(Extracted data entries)
..........

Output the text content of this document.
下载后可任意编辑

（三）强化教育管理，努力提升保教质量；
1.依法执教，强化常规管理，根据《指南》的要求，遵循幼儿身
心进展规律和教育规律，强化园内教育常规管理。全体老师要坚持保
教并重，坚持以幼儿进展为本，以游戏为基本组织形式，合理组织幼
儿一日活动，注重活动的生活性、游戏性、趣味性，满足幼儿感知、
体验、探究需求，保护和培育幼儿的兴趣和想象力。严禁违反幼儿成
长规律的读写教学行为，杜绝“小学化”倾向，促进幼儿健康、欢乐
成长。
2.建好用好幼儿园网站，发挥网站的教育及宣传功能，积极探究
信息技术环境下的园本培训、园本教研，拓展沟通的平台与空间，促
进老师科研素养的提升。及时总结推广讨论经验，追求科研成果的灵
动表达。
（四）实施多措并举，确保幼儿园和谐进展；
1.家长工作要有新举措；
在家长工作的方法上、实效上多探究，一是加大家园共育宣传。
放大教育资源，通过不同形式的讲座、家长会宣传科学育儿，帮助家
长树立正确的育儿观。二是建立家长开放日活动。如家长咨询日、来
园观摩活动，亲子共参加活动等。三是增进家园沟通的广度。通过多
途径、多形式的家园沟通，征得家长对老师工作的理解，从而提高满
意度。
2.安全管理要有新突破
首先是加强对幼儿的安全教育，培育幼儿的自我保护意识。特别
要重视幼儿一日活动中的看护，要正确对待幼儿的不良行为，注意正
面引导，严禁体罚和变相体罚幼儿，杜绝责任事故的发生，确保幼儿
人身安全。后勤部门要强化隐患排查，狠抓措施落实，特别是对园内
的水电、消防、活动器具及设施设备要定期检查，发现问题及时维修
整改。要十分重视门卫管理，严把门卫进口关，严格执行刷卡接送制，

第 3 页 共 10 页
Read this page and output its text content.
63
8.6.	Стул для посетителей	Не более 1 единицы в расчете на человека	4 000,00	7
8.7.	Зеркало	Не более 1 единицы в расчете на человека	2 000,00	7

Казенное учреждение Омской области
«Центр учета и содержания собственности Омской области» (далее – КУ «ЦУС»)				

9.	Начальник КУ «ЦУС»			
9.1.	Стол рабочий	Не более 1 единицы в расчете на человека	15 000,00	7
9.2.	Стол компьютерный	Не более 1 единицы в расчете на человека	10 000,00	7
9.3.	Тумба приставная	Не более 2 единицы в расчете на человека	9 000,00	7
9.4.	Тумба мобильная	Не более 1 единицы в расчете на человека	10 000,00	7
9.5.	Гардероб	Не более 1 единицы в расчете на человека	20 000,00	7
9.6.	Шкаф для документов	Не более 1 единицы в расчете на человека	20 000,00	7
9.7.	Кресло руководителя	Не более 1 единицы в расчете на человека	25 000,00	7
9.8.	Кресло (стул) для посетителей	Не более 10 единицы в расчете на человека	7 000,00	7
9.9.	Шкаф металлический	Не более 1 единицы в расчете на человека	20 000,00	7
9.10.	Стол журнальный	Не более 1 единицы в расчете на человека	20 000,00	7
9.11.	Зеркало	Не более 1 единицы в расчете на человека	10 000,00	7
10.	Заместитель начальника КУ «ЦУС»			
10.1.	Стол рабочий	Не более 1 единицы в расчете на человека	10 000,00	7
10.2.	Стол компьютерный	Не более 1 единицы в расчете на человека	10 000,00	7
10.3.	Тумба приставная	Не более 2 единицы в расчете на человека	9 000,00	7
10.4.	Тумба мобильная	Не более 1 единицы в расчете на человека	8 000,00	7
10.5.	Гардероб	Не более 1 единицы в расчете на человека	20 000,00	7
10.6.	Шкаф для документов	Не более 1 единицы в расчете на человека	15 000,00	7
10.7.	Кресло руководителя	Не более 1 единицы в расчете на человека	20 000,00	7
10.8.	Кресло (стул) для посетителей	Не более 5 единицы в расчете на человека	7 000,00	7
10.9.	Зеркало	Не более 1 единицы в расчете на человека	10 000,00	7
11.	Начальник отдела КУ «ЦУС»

..........

All of the entries must be quoted exactly; please include each one.

• Reply
Output the text content of this document.
下载后可任意编辑

（三）强化教育管理，努力提升保教质量；
1.依法执教，强化常规管理，根据《指南》的要求，遵循幼儿身
心进展规律和教育规律，强化园内教育常规管理。全体老师要坚持保
教并重，坚持以幼儿进展为本，以游戏为基本组织形式，合理组织幼
儿一日活动，注重活动的生活性、游戏性、趣味性，满足幼儿感知、
体验、探究需求，保护和培育幼儿的兴趣和想象力。严禁违反幼儿成
长规律的读写教学行为，杜绝“小学化”倾向，促进幼儿健康、欢乐
成长。
2.建好用好幼儿园网站，发挥网站的教育及宣传功能，积极探究
信息技术环境下的园本培训、园本教研，拓展沟通的平台与空间，促
进老师科研素养的提升。及时总结推广讨论经验，追求科研成果的灵
动表达。
（四）实施多措并举，确保幼儿园和谐进展；
1.家长工作要有新举措；
在家长工作的方法上、实效上多探究，一是加大家园共育宣传。
放大教育资源，通过不同形式的讲座、家长会宣传科学育儿，帮助家
长树立正确的育儿观。二是建立家长开放日活动。如家长咨询日、来
园观摩活动，亲子共参加活动等。三是增进家园沟通的广度。通过多
途径、多形式的家园沟通，征得家长对老师工作的理解，从而提高满
意度。
2.安全管理要有新突破
首先是加强对幼儿的安全教育，培育幼儿的自我保护意识。特别
要重视幼儿一日活动中的看护，要正确对待幼儿的不良行为，注意正
面引导，严禁体罚和变相体罚幼儿，杜绝责任事故的发生，确保幼儿
人身安全。后勤部门要强化隐患排查，狠抓措施落实，特别是对园内
的水电、消防、活动器具及设施设备要定期检查，发现问题及时维修
整改。要十分重视门卫管理，严把门卫进口关，严格执行刷卡接送制，

第 3 页 共 10 页
Read this page and output its text content.
63
8.6.	Стул для посетителей	Не более 1 единицы в расчете на человека	4 000,00	7
8.7.	Зеркало	Не более 1 единицы в расчете на человека	2 000,00	7

Казенное учреждение Омской области
«Центр учета и содержания собственности Омской области» (далее – КУ «ЦУС»)				

9.	Начальник КУ «ЦУС»			
9.1.	Стол рабочий	Не более 1 единицы в расчете на человека	15 000,00	7
9.2.	Стол компьютерный	Не более 1 единицы в расчете на человека	10 000,00	7
9.3.	Тумба приставная	Не более 2 единицы в расчете на человека	9 000,00	7
9.4.	Тумба мобильная	Не более 1 единицы в расчете на человека	10 000,00	7
9.5.	Гардероб	Не более 1 единицы в расчете на человека	20 000,00	7
9.6.	Шкаф для документов	Не более 1 единицы в расчете на человека	20 000,00	7
9.7.	Кресло руководителя	Не более 1 единицы в расчете на человека	25 000,00	7
9.8.	Кресло (стул) для посетителей	Не более 10 единицы в расчете на человека	7 000,00	7
9.9.	Шкаф металлический	Не более 1 единицы в расчете на человека	20 000,00	7
9.10.	Стол журнальный	Не более 1 единицы в расчете на человека	20 000,00	7
9.11.	Зеркало	Не более 1 единицы в расчете на человека	10 000,00	7
10.	Заместитель начальника КУ «ЦУС»			
10.1.	Стол рабочий	Не более 1 единицы в расчете на человека	10 000,00	7
10.2.	Стол компьютерный	Не более 1 единицы в расчете на человека	10 000,00	7
10.3.	Тумба приставная	Не более 2 единицы в расчете на человека	9 000,00	7
10.4.	Тумба мобильная	Не более 1 единицы в расчете на человека	8 000,00	7
10.5.	Гардероб	Не более 1 единицы в расчете на человека	20 000,00	7
10.6.	Шкаф для документов	Не более 1 единицы в расчете на человека	15 000,00	7
10.7.	Кресло руководителя	Не более 1 единицы в расчете на человека	20 000,00	7
10.8.	Кресло (стул) для посетителей	Не более 5 единицы в расчете на человека	7 000,00	7
10.9.	Зеркало	Не более 1 единицы в расчете на человека	10 000,00	7
11.	Начальник отдела КУ «ЦУС»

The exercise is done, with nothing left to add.